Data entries
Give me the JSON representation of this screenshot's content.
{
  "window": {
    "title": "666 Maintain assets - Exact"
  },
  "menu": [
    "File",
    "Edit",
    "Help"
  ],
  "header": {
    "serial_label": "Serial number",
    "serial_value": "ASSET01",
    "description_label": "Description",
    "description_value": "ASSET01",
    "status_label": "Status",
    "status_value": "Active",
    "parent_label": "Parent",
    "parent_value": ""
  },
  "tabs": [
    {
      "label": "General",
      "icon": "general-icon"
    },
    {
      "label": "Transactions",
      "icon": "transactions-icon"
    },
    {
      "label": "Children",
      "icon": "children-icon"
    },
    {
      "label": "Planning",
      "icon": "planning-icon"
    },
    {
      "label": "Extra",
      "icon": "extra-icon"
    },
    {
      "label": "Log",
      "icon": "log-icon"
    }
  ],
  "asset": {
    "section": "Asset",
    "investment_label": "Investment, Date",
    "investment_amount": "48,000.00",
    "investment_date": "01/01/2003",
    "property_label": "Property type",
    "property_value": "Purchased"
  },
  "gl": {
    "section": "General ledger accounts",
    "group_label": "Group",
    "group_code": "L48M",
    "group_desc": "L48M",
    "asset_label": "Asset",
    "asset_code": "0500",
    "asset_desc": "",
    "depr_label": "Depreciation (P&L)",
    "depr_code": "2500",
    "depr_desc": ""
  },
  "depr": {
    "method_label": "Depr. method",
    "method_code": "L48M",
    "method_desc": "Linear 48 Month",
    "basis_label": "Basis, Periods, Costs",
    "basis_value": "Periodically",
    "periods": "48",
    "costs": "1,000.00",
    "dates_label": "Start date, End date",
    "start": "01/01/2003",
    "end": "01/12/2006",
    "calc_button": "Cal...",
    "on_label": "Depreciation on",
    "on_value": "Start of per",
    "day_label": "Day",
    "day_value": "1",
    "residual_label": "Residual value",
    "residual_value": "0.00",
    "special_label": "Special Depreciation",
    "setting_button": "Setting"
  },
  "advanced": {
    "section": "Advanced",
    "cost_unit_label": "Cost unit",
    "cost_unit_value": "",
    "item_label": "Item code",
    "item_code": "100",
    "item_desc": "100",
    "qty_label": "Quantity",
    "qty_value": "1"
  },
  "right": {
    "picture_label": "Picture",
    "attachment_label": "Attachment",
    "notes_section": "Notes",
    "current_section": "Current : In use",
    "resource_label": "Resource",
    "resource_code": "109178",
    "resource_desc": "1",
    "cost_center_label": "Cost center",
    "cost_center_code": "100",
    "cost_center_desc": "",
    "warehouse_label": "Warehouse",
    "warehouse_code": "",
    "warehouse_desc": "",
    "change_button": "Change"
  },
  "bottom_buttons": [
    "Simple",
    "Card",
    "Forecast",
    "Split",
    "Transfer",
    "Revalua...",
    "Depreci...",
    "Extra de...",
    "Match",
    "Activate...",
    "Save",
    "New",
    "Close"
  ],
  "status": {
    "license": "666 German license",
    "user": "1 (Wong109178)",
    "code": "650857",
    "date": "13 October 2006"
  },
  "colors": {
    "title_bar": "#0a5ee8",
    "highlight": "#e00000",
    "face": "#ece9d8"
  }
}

**Exercise task:** Copy each entry exactly, with nothing added or dropped.

**Finished task:**
Give me the JSON representation of this screenshot's content.
{
  "window": {
    "title": "666 Maintain assets - Exact"
  },
  "menu": [
    "File",
    "Edit",
    "Help"
  ],
  "header": {
    "serial_label": "Serial number",
    "serial_value": "ASSET01",
    "description_label": "Description",
    "description_value": "ASSET01",
    "status_label": "Status",
    "status_value": "Active",
    "parent_label": "Parent",
    "parent_value": ""
  },
  "tabs": [
    {
      "label": "General",
      "icon": "general-icon"
    },
    {
      "label": "Transactions",
      "icon": "transactions-icon"
    },
    {
      "label": "Children",
      "icon": "children-icon"
    },
    {
      "label": "Planning",
      "icon": "planning-icon"
    },
    {
      "label": "Extra",
      "icon": "extra-icon"
    },
    {
      "label": "Log",
      "icon": "log-icon"
    }
  ],
  "asset": {
    "section": "Asset",
    "investment_label": "Investment, Date",
    "investment_amount": "48,000.00",
    "investment_date": "01/01/2003",
    "property_label": "Property type",
    "property_value": "Purchased"
  },
  "gl": {
    "section": "General ledger accounts",
    "group_label": "Group",
    "group_code": "L48M",
    "group_desc": "L48M",
    "asset_label": "Asset",
    "asset_code": "0500",
    "asset_desc": "",
    "depr_label": "Depreciation (P&L)",
    "depr_code": "2500",
    "depr_desc": ""
  },
  "depr": {
    "method_label": "Depr. method",
    "method_code": "L48M",
    "method_desc": "Linear 48 Month",
    "basis_label": "Basis, Periods, Costs",
    "basis_value": "Periodically",
    "periods": "48",
    "costs": "1,000.00",
    "dates_label": "Start date, End date",
    "start": "01/01/2003",
    "end": "01/12/2006",
    "calc_button": "Cal...",
    "on_label": "Depreciation on",
    "on_value": "Start of per",
    "day_label": "Day",
    "day_value": "1",
    "residual_label": "Residual value",
    "residual_value": "0.00",
    "special_label": "Special Depreciation",
    "setting_button": "Setting"
  },
  "advanced": {
    "section": "Advanced",
    "cost_unit_label": "Cost unit",
    "cost_unit_value": "",
    "item_label": "Item code",
    "item_code": "100",
    "item_desc": "100",
    "qty_label": "Quantity",
    "qty_value": "1"
  },
  "right": {
    "picture_label": "Picture",
    "attachment_label": "Attachment",
    "notes_section": "Notes",
    "current_section": "Current : In use",
    "resource_label": "Resource",
    "resource_code": "109178",
    "resource_desc": "1",
    "cost_center_label": "Cost center",
    "cost_center_code": "100",
    "cost_center_desc": "",
    "warehouse_label": "Warehouse",
    "warehouse_code": "",
    "warehouse_desc": "",
    "change_button": "Change"
  },
  "bottom_buttons": [
    "Simple",
    "Card",
    "Forecast",
    "Split",
    "Transfer",
    "Revalua...",
    "Depreci...",
    "Extra de...",
    "Match",
    "Activate...",
    "Save",
    "New",
    "Close"
  ],
  "status": {
    "license": "666 German license",
    "user": "1 (Wong109178)",
    "code": "650857",
    "date": "13 October 2006"
  },
  "colors": {
    "title_bar": "#0a5ee8",
    "highlight": "#e00000",
    "face": "#ece9d8"
  }
}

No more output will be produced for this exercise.